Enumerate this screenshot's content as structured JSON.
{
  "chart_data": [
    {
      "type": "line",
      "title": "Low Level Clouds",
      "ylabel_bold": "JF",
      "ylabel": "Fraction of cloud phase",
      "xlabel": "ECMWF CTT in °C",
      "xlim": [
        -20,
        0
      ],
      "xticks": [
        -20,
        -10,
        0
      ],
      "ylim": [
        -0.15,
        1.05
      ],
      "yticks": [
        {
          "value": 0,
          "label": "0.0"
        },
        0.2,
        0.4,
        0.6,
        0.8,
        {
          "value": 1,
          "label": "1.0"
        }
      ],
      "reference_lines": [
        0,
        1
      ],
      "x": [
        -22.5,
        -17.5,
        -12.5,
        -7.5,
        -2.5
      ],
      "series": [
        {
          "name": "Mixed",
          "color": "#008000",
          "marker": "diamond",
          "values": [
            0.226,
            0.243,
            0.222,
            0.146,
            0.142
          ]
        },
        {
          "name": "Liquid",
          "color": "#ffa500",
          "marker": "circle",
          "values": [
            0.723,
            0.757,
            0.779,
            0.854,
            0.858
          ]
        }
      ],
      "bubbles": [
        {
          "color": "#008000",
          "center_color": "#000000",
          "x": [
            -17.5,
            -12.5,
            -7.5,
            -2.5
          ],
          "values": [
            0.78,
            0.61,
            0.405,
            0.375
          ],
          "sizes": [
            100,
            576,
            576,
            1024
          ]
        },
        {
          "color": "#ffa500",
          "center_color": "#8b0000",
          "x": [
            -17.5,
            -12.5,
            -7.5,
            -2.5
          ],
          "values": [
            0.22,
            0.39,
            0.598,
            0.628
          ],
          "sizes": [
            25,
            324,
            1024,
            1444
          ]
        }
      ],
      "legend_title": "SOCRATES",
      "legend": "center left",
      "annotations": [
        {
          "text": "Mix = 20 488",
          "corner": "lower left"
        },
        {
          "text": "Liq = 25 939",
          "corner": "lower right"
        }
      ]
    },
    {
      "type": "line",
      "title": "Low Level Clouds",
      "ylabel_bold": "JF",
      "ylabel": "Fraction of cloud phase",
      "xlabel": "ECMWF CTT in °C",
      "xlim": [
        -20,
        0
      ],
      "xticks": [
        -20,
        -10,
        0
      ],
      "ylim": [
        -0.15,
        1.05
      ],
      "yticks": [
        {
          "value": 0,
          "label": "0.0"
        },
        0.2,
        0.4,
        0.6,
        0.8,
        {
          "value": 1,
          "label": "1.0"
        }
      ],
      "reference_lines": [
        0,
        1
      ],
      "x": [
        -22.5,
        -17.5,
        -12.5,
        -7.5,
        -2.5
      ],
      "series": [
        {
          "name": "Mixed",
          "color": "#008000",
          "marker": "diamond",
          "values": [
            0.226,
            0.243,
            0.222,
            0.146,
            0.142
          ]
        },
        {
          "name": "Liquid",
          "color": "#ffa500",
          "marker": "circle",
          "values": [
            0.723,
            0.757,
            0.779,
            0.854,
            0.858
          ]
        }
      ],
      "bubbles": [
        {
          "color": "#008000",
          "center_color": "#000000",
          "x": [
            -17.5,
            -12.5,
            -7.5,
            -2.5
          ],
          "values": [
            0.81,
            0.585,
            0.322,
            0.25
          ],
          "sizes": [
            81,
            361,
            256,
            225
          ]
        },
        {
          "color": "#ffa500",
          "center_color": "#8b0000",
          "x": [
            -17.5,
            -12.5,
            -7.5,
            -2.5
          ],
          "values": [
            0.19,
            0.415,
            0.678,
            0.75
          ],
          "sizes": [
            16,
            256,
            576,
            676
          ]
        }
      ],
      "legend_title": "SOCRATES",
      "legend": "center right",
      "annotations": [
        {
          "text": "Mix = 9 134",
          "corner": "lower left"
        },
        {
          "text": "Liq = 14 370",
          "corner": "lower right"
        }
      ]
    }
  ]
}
=-=-=-=-=
Exact output of every entry is required.

## RESULT OF THE TASK
Enumerate this screenshot's content as structured JSON.
{
  "chart_data": [
    {
      "type": "line",
      "title": "Low Level Clouds",
      "ylabel_bold": "JF",
      "ylabel": "Fraction of cloud phase",
      "xlabel": "ECMWF CTT in °C",
      "xlim": [
        -20,
        0
      ],
      "xticks": [
        -20,
        -10,
        0
      ],
      "ylim": [
        -0.15,
        1.05
      ],
      "yticks": [
        {
          "value": 0,
          "label": "0.0"
        },
        0.2,
        0.4,
        0.6,
        0.8,
        {
          "value": 1,
          "label": "1.0"
        }
      ],
      "reference_lines": [
        0,
        1
      ],
      "x": [
        -22.5,
        -17.5,
        -12.5,
        -7.5,
        -2.5
      ],
      "series": [
        {
          "name": "Mixed",
          "color": "#008000",
          "marker": "diamond",
          "values": [
            0.226,
            0.243,
            0.222,
            0.146,
            0.142
          ]
        },
        {
          "name": "Liquid",
          "color": "#ffa500",
          "marker": "circle",
          "values": [
            0.723,
            0.757,
            0.779,
            0.854,
            0.858
          ]
        }
      ],
      "bubbles": [
        {
          "color": "#008000",
          "center_color": "#000000",
          "x": [
            -17.5,
            -12.5,
            -7.5,
            -2.5
          ],
          "values": [
            0.78,
            0.61,
            0.405,
            0.375
          ],
          "sizes": [
            100,
            576,
            576,
            1024
          ]
        },
        {
          "color": "#ffa500",
          "center_color": "#8b0000",
          "x": [
            -17.5,
            -12.5,
            -7.5,
            -2.5
          ],
          "values": [
            0.22,
            0.39,
            0.598,
            0.628
          ],
          "sizes": [
            25,
            324,
            1024,
            1444
          ]
        }
      ],
      "legend_title": "SOCRATES",
      "legend": "center left",
      "annotations": [
        {
          "text": "Mix = 20 488",
          "corner": "lower left"
        },
        {
          "text": "Liq = 25 939",
          "corner": "lower right"
        }
      ]
    },
    {
      "type": "line",
      "title": "Low Level Clouds",
      "ylabel_bold": "JF",
      "ylabel": "Fraction of cloud phase",
      "xlabel": "ECMWF CTT in °C",
      "xlim": [
        -20,
        0
      ],
      "xticks": [
        -20,
        -10,
        0
      ],
      "ylim": [
        -0.15,
        1.05
      ],
      "yticks": [
        {
          "value": 0,
          "label": "0.0"
        },
        0.2,
        0.4,
        0.6,
        0.8,
        {
          "value": 1,
          "label": "1.0"
        }
      ],
      "reference_lines": [
        0,
        1
      ],
      "x": [
        -22.5,
        -17.5,
        -12.5,
        -7.5,
        -2.5
      ],
      "series": [
        {
          "name": "Mixed",
          "color": "#008000",
          "marker": "diamond",
          "values": [
            0.226,
            0.243,
            0.222,
            0.146,
            0.142
          ]
        },
        {
          "name": "Liquid",
          "color": "#ffa500",
          "marker": "circle",
          "values": [
            0.723,
            0.757,
            0.779,
            0.854,
            0.858
          ]
        }
      ],
      "bubbles": [
        {
          "color": "#008000",
          "center_color": "#000000",
          "x": [
            -17.5,
            -12.5,
            -7.5,
            -2.5
          ],
          "values": [
            0.81,
            0.585,
            0.322,
            0.25
          ],
          "sizes": [
            81,
            361,
            256,
            225
          ]
        },
        {
          "color": "#ffa500",
          "center_color": "#8b0000",
          "x": [
            -17.5,
            -12.5,
            -7.5,
            -2.5
          ],
          "values": [
            0.19,
            0.415,
            0.678,
            0.75
          ],
          "sizes": [
            16,
            256,
            576,
            676
          ]
        }
      ],
      "legend_title": "SOCRATES",
      "legend": "center right",
      "annotations": [
        {
          "text": "Mix = 9 134",
          "corner": "lower left"
        },
        {
          "text": "Liq = 14 370",
          "corner": "lower right"
        }
      ]
    }
  ]
}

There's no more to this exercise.